* [Short task] Please repeat the data from its start up to and including the line with "disconnect-button[interactable]: Disconnect —", swapping "Virtual Floppy Connected" for "Virtual Floppy Disconnected" and leaving everything else unchanged.

-- Begin Entries provided --

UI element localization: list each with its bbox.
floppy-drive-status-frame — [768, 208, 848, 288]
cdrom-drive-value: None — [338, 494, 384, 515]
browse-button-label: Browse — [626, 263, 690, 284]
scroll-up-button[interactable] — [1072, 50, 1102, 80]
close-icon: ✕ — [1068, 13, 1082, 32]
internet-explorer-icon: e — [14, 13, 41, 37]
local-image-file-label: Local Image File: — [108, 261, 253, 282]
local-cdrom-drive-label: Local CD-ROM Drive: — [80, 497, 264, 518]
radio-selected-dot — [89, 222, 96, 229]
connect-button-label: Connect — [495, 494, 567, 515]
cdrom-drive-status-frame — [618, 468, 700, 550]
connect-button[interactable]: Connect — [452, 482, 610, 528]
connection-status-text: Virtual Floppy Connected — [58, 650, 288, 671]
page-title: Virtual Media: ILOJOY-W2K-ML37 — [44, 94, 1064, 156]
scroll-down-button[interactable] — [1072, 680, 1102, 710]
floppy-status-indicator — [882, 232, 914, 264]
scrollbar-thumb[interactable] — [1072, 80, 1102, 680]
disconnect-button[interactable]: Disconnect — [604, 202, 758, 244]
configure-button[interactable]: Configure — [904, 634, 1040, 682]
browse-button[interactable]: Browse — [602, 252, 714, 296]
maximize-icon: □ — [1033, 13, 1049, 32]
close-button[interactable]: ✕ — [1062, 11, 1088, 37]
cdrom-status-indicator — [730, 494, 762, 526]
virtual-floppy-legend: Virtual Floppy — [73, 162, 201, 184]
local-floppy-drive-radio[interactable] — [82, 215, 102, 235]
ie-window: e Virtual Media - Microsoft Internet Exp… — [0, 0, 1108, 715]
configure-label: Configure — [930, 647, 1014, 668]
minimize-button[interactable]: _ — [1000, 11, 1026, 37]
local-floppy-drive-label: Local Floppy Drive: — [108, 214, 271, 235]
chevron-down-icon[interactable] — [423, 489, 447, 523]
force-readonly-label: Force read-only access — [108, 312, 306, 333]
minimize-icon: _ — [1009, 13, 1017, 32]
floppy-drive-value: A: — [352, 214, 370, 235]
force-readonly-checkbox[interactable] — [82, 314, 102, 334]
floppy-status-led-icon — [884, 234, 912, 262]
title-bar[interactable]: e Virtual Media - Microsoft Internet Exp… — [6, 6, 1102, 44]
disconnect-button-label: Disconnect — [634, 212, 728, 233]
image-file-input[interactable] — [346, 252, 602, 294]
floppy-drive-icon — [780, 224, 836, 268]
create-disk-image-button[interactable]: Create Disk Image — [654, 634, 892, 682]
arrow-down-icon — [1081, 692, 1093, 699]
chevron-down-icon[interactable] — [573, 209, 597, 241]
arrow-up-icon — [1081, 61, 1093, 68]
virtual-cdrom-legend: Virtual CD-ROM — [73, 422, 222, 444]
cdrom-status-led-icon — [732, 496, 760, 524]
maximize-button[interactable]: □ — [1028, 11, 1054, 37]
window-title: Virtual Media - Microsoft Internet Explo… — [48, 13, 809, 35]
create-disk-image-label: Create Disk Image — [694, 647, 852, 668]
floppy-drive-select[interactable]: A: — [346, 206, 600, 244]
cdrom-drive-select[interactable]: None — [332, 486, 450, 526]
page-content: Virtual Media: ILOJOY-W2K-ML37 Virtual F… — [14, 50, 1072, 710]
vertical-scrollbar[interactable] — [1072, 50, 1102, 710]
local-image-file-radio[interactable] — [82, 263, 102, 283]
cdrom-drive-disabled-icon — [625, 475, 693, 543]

-- End Entries provided --

* [Answer below]
UI element localization: list each with its bbox.
floppy-drive-status-frame — [768, 208, 848, 288]
cdrom-drive-value: None — [338, 494, 384, 515]
browse-button-label: Browse — [626, 263, 690, 284]
scroll-up-button[interactable] — [1072, 50, 1102, 80]
close-icon: ✕ — [1068, 13, 1082, 32]
internet-explorer-icon: e — [14, 13, 41, 37]
local-image-file-label: Local Image File: — [108, 261, 253, 282]
local-cdrom-drive-label: Local CD-ROM Drive: — [80, 497, 264, 518]
radio-selected-dot — [89, 222, 96, 229]
connect-button-label: Connect — [495, 494, 567, 515]
cdrom-drive-status-frame — [618, 468, 700, 550]
connect-button[interactable]: Connect — [452, 482, 610, 528]
connection-status-text: Virtual Floppy Disconnected — [58, 650, 288, 671]
page-title: Virtual Media: ILOJOY-W2K-ML37 — [44, 94, 1064, 156]
scroll-down-button[interactable] — [1072, 680, 1102, 710]
floppy-status-indicator — [882, 232, 914, 264]
scrollbar-thumb[interactable] — [1072, 80, 1102, 680]
disconnect-button[interactable]: Disconnect — [604, 202, 758, 244]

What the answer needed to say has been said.